§ Task to carry out: In your copy, leave out the pictures; write out all the data exactly.

Extracted data entries
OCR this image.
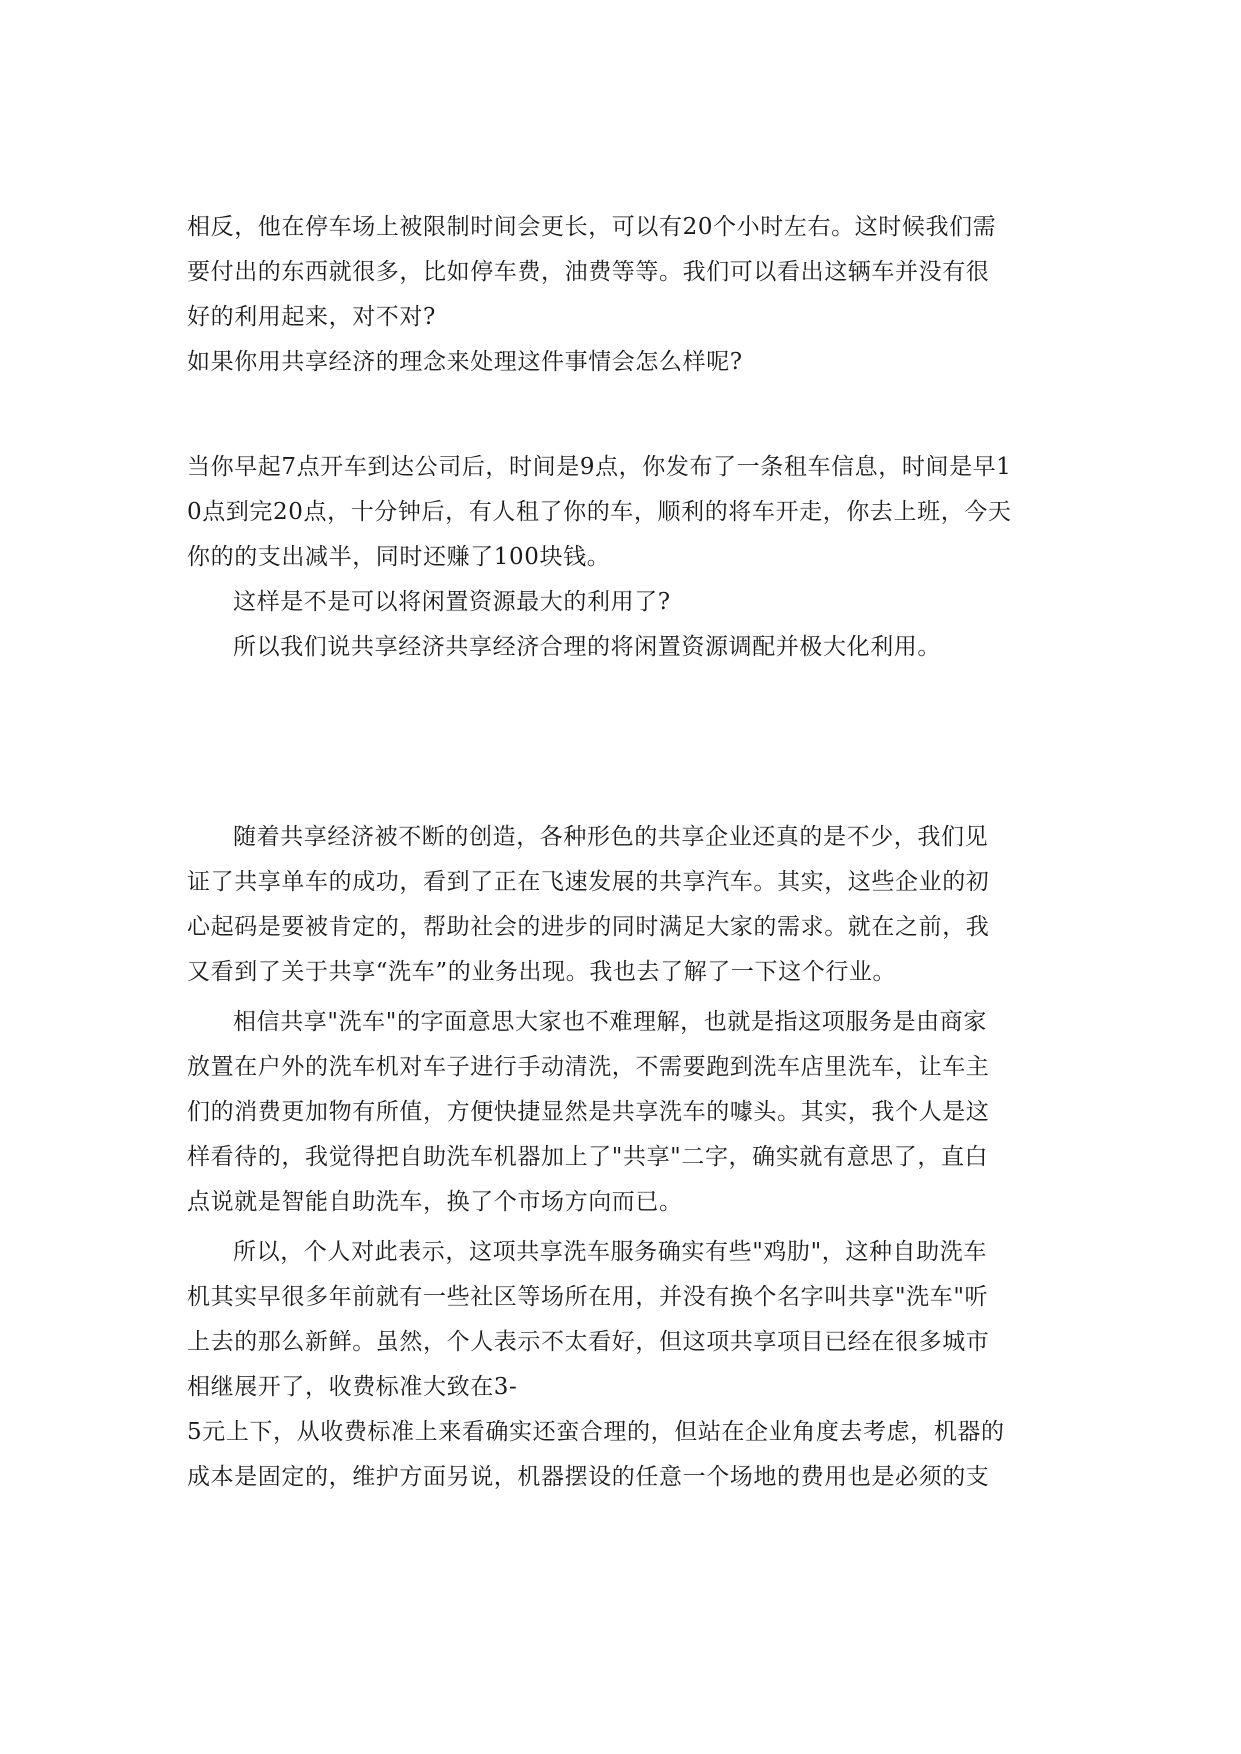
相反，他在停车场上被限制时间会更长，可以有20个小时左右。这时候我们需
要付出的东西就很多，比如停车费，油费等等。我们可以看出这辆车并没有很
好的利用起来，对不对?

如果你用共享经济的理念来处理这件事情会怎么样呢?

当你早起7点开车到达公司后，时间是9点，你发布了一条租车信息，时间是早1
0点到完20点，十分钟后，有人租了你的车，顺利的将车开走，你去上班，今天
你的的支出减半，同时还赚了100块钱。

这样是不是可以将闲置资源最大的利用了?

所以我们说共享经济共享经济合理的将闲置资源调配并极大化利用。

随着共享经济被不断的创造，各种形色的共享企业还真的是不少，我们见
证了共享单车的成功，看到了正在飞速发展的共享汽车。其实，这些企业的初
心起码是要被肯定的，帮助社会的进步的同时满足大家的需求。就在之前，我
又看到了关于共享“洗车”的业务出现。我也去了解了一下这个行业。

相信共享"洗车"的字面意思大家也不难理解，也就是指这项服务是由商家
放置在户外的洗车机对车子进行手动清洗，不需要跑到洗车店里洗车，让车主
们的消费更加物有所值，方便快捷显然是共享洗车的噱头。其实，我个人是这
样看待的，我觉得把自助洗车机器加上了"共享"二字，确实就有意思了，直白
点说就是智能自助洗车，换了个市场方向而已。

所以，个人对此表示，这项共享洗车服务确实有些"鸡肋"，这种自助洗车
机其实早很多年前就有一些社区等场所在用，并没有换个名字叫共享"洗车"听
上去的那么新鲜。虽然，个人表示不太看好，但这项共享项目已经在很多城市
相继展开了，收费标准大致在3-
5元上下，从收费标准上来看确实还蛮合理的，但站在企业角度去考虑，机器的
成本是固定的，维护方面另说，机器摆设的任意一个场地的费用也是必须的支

§ Final result:
OCR this image.
相反，他在停车场上被限制时间会更长，可以有20个小时左右。这时候我们需
要付出的东西就很多，比如停车费，油费等等。我们可以看出这辆车并没有很
好的利用起来，对不对?

如果你用共享经济的理念来处理这件事情会怎么样呢?

当你早起7点开车到达公司后，时间是9点，你发布了一条租车信息，时间是早1
0点到完20点，十分钟后，有人租了你的车，顺利的将车开走，你去上班，今天
你的的支出减半，同时还赚了100块钱。

这样是不是可以将闲置资源最大的利用了?

所以我们说共享经济共享经济合理的将闲置资源调配并极大化利用。

随着共享经济被不断的创造，各种形色的共享企业还真的是不少，我们见
证了共享单车的成功，看到了正在飞速发展的共享汽车。其实，这些企业的初
心起码是要被肯定的，帮助社会的进步的同时满足大家的需求。就在之前，我
又看到了关于共享“洗车”的业务出现。我也去了解了一下这个行业。

相信共享"洗车"的字面意思大家也不难理解，也就是指这项服务是由商家
放置在户外的洗车机对车子进行手动清洗，不需要跑到洗车店里洗车，让车主
们的消费更加物有所值，方便快捷显然是共享洗车的噱头。其实，我个人是这
样看待的，我觉得把自助洗车机器加上了"共享"二字，确实就有意思了，直白
点说就是智能自助洗车，换了个市场方向而已。

所以，个人对此表示，这项共享洗车服务确实有些"鸡肋"，这种自助洗车
机其实早很多年前就有一些社区等场所在用，并没有换个名字叫共享"洗车"听
上去的那么新鲜。虽然，个人表示不太看好，但这项共享项目已经在很多城市
相继展开了，收费标准大致在3-
5元上下，从收费标准上来看确实还蛮合理的，但站在企业角度去考虑，机器的
成本是固定的，维护方面另说，机器摆设的任意一个场地的费用也是必须的支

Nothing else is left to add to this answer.